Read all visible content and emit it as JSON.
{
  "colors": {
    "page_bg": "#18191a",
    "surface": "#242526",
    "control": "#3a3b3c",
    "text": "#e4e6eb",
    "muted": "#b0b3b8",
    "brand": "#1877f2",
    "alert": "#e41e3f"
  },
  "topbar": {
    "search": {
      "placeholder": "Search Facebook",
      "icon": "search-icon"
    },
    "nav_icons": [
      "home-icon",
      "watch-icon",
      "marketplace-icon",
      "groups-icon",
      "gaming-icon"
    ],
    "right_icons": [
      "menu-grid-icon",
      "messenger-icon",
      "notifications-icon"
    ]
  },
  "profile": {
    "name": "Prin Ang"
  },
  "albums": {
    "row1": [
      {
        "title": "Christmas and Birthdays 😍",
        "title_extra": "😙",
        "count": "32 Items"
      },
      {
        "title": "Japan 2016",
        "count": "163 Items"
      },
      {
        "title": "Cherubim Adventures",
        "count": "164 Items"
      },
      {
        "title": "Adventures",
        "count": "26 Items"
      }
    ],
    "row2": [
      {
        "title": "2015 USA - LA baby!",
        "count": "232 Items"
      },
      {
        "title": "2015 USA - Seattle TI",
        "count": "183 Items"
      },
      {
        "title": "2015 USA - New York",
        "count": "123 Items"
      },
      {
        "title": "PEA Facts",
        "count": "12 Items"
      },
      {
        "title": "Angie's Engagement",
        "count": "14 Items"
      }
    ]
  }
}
○ ○ ○
▶ **Problem description**
Copy out the whole listing exactly; please set it all down.

▶ **Task solution**
Read all visible content and emit it as JSON.
{
  "colors": {
    "page_bg": "#18191a",
    "surface": "#242526",
    "control": "#3a3b3c",
    "text": "#e4e6eb",
    "muted": "#b0b3b8",
    "brand": "#1877f2",
    "alert": "#e41e3f"
  },
  "topbar": {
    "search": {
      "placeholder": "Search Facebook",
      "icon": "search-icon"
    },
    "nav_icons": [
      "home-icon",
      "watch-icon",
      "marketplace-icon",
      "groups-icon",
      "gaming-icon"
    ],
    "right_icons": [
      "menu-grid-icon",
      "messenger-icon",
      "notifications-icon"
    ]
  },
  "profile": {
    "name": "Prin Ang"
  },
  "albums": {
    "row1": [
      {
        "title": "Christmas and Birthdays 😍",
        "title_extra": "😙",
        "count": "32 Items"
      },
      {
        "title": "Japan 2016",
        "count": "163 Items"
      },
      {
        "title": "Cherubim Adventures",
        "count": "164 Items"
      },
      {
        "title": "Adventures",
        "count": "26 Items"
      }
    ],
    "row2": [
      {
        "title": "2015 USA - LA baby!",
        "count": "232 Items"
      },
      {
        "title": "2015 USA - Seattle TI",
        "count": "183 Items"
      },
      {
        "title": "2015 USA - New York",
        "count": "123 Items"
      },
      {
        "title": "PEA Facts",
        "count": "12 Items"
      },
      {
        "title": "Angie's Engagement",
        "count": "14 Items"
      }
    ]
  }
}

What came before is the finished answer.